WRITTEN INSTRUCTION:
Could you write out the records below exactly as they appear?

Figure dataset records

========

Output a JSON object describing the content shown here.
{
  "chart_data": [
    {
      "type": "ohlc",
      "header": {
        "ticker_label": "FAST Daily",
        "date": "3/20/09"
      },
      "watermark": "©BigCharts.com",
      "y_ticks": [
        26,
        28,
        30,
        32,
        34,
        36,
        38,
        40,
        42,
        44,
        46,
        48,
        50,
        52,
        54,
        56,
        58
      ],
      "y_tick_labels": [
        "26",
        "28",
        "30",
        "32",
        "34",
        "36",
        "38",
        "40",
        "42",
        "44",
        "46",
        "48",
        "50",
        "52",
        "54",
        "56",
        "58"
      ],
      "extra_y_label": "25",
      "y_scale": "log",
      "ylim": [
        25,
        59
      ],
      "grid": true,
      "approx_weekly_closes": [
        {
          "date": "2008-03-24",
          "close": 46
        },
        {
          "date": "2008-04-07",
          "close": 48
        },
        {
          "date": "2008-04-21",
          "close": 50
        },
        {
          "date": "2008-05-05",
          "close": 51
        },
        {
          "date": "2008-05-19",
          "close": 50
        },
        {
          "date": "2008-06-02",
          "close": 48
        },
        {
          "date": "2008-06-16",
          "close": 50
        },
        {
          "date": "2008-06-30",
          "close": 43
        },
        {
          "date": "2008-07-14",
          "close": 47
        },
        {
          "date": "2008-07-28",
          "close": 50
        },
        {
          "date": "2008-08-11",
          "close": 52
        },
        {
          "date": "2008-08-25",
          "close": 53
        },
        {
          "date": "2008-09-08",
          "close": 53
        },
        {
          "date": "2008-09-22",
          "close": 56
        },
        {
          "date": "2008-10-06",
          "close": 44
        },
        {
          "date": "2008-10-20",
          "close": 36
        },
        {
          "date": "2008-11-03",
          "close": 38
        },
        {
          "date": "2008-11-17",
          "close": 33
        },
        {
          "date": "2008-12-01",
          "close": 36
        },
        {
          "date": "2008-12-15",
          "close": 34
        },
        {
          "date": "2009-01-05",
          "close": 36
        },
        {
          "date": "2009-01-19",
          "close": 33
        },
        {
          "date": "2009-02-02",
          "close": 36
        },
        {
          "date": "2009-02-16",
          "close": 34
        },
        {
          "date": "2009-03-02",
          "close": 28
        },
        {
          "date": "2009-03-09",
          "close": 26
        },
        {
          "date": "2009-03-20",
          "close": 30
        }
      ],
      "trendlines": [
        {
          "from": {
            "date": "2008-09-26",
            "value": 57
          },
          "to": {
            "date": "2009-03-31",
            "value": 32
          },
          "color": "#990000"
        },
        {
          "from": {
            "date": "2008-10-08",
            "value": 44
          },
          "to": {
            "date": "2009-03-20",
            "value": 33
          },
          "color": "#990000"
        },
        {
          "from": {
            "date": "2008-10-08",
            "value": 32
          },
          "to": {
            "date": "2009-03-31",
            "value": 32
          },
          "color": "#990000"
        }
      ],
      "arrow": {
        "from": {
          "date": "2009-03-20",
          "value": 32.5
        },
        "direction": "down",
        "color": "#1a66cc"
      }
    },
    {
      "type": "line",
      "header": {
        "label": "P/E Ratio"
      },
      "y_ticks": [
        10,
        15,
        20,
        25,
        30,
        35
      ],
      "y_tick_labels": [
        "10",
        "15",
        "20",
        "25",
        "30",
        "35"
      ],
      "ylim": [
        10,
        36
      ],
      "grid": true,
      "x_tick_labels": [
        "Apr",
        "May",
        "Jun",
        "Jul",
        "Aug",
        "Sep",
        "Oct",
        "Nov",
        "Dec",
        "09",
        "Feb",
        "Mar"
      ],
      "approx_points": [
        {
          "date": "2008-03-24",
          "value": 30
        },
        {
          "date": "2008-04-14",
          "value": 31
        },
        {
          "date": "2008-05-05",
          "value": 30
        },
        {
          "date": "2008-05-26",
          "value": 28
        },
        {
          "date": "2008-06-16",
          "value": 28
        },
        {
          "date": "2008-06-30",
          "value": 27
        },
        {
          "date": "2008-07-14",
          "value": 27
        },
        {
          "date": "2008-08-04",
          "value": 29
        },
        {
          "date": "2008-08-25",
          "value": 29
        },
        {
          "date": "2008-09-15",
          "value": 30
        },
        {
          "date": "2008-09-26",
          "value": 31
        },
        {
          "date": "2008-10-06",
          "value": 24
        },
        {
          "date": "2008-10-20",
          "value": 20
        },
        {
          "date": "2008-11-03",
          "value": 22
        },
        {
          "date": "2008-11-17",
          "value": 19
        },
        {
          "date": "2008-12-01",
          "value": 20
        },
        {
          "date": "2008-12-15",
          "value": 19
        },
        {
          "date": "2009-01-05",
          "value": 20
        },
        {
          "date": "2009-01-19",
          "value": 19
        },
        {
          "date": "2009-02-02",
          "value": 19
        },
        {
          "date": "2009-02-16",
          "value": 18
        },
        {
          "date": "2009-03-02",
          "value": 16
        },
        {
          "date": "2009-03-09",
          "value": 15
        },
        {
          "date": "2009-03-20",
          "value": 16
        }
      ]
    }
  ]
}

========

THE COMPLETED TASK:
Output a JSON object describing the content shown here.
{
  "chart_data": [
    {
      "type": "ohlc",
      "header": {
        "ticker_label": "FAST Daily",
        "date": "3/20/09"
      },
      "watermark": "©BigCharts.com",
      "y_ticks": [
        26,
        28,
        30,
        32,
        34,
        36,
        38,
        40,
        42,
        44,
        46,
        48,
        50,
        52,
        54,
        56,
        58
      ],
      "y_tick_labels": [
        "26",
        "28",
        "30",
        "32",
        "34",
        "36",
        "38",
        "40",
        "42",
        "44",
        "46",
        "48",
        "50",
        "52",
        "54",
        "56",
        "58"
      ],
      "extra_y_label": "25",
      "y_scale": "log",
      "ylim": [
        25,
        59
      ],
      "grid": true,
      "approx_weekly_closes": [
        {
          "date": "2008-03-24",
          "close": 46
        },
        {
          "date": "2008-04-07",
          "close": 48
        },
        {
          "date": "2008-04-21",
          "close": 50
        },
        {
          "date": "2008-05-05",
          "close": 51
        },
        {
          "date": "2008-05-19",
          "close": 50
        },
        {
          "date": "2008-06-02",
          "close": 48
        },
        {
          "date": "2008-06-16",
          "close": 50
        },
        {
          "date": "2008-06-30",
          "close": 43
        },
        {
          "date": "2008-07-14",
          "close": 47
        },
        {
          "date": "2008-07-28",
          "close": 50
        },
        {
          "date": "2008-08-11",
          "close": 52
        },
        {
          "date": "2008-08-25",
          "close": 53
        },
        {
          "date": "2008-09-08",
          "close": 53
        },
        {
          "date": "2008-09-22",
          "close": 56
        },
        {
          "date": "2008-10-06",
          "close": 44
        },
        {
          "date": "2008-10-20",
          "close": 36
        },
        {
          "date": "2008-11-03",
          "close": 38
        },
        {
          "date": "2008-11-17",
          "close": 33
        },
        {
          "date": "2008-12-01",
          "close": 36
        },
        {
          "date": "2008-12-15",
          "close": 34
        },
        {
          "date": "2009-01-05",
          "close": 36
        },
        {
          "date": "2009-01-19",
          "close": 33
        },
        {
          "date": "2009-02-02",
          "close": 36
        },
        {
          "date": "2009-02-16",
          "close": 34
        },
        {
          "date": "2009-03-02",
          "close": 28
        },
        {
          "date": "2009-03-09",
          "close": 26
        },
        {
          "date": "2009-03-20",
          "close": 30
        }
      ],
      "trendlines": [
        {
          "from": {
            "date": "2008-09-26",
            "value": 57
          },
          "to": {
            "date": "2009-03-31",
            "value": 32
          },
          "color": "#990000"
        },
        {
          "from": {
            "date": "2008-10-08",
            "value": 44
          },
          "to": {
            "date": "2009-03-20",
            "value": 33
          },
          "color": "#990000"
        },
        {
          "from": {
            "date": "2008-10-08",
            "value": 32
          },
          "to": {
            "date": "2009-03-31",
            "value": 32
          },
          "color": "#990000"
        }
      ],
      "arrow": {
        "from": {
          "date": "2009-03-20",
          "value": 32.5
        },
        "direction": "down",
        "color": "#1a66cc"
      }
    },
    {
      "type": "line",
      "header": {
        "label": "P/E Ratio"
      },
      "y_ticks": [
        10,
        15,
        20,
        25,
        30,
        35
      ],
      "y_tick_labels": [
        "10",
        "15",
        "20",
        "25",
        "30",
        "35"
      ],
      "ylim": [
        10,
        36
      ],
      "grid": true,
      "x_tick_labels": [
        "Apr",
        "May",
        "Jun",
        "Jul",
        "Aug",
        "Sep",
        "Oct",
        "Nov",
        "Dec",
        "09",
        "Feb",
        "Mar"
      ],
      "approx_points": [
        {
          "date": "2008-03-24",
          "value": 30
        },
        {
          "date": "2008-04-14",
          "value": 31
        },
        {
          "date": "2008-05-05",
          "value": 30
        },
        {
          "date": "2008-05-26",
          "value": 28
        },
        {
          "date": "2008-06-16",
          "value": 28
        },
        {
          "date": "2008-06-30",
          "value": 27
        },
        {
          "date": "2008-07-14",
          "value": 27
        },
        {
          "date": "2008-08-04",
          "value": 29
        },
        {
          "date": "2008-08-25",
          "value": 29
        },
        {
          "date": "2008-09-15",
          "value": 30
        },
        {
          "date": "2008-09-26",
          "value": 31
        },
        {
          "date": "2008-10-06",
          "value": 24
        },
        {
          "date": "2008-10-20",
          "value": 20
        },
        {
          "date": "2008-11-03",
          "value": 22
        },
        {
          "date": "2008-11-17",
          "value": 19
        },
        {
          "date": "2008-12-01",
          "value": 20
        },
        {
          "date": "2008-12-15",
          "value": 19
        },
        {
          "date": "2009-01-05",
          "value": 20
        },
        {
          "date": "2009-01-19",
          "value": 19
        },
        {
          "date": "2009-02-02",
          "value": 19
        },
        {
          "date": "2009-02-16",
          "value": 18
        },
        {
          "date": "2009-03-02",
          "value": 16
        },
        {
          "date": "2009-03-09",
          "value": 15
        },
        {
          "date": "2009-03-20",
          "value": 16
        }
      ]
    }
  ]
}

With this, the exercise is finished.